Record set: Begin

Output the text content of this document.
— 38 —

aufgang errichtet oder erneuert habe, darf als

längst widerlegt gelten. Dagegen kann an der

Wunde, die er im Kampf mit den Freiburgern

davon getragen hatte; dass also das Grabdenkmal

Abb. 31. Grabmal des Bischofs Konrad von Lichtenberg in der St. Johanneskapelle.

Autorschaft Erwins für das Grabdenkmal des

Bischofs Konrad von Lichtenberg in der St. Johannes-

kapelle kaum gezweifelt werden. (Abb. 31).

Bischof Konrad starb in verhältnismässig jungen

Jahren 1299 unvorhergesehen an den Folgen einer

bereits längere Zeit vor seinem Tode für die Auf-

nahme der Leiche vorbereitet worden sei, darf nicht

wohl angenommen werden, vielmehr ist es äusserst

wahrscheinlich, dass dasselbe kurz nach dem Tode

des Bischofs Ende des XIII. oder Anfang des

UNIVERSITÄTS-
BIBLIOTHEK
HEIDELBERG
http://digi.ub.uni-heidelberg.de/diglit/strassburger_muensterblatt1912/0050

Record set: End

Aim of the task => Every line above should be reproduced precisely.

Exercise response =>
Output the text content of this document.
— 38 —

aufgang errichtet oder erneuert habe, darf als

längst widerlegt gelten. Dagegen kann an der

Wunde, die er im Kampf mit den Freiburgern

davon getragen hatte; dass also das Grabdenkmal

Abb. 31. Grabmal des Bischofs Konrad von Lichtenberg in der St. Johanneskapelle.

Autorschaft Erwins für das Grabdenkmal des

Bischofs Konrad von Lichtenberg in der St. Johannes-

kapelle kaum gezweifelt werden. (Abb. 31).

Bischof Konrad starb in verhältnismässig jungen

Jahren 1299 unvorhergesehen an den Folgen einer

bereits längere Zeit vor seinem Tode für die Auf-

nahme der Leiche vorbereitet worden sei, darf nicht

wohl angenommen werden, vielmehr ist es äusserst

wahrscheinlich, dass dasselbe kurz nach dem Tode

des Bischofs Ende des XIII. oder Anfang des

UNIVERSITÄTS-
BIBLIOTHEK
HEIDELBERG
http://digi.ub.uni-heidelberg.de/diglit/strassburger_muensterblatt1912/0050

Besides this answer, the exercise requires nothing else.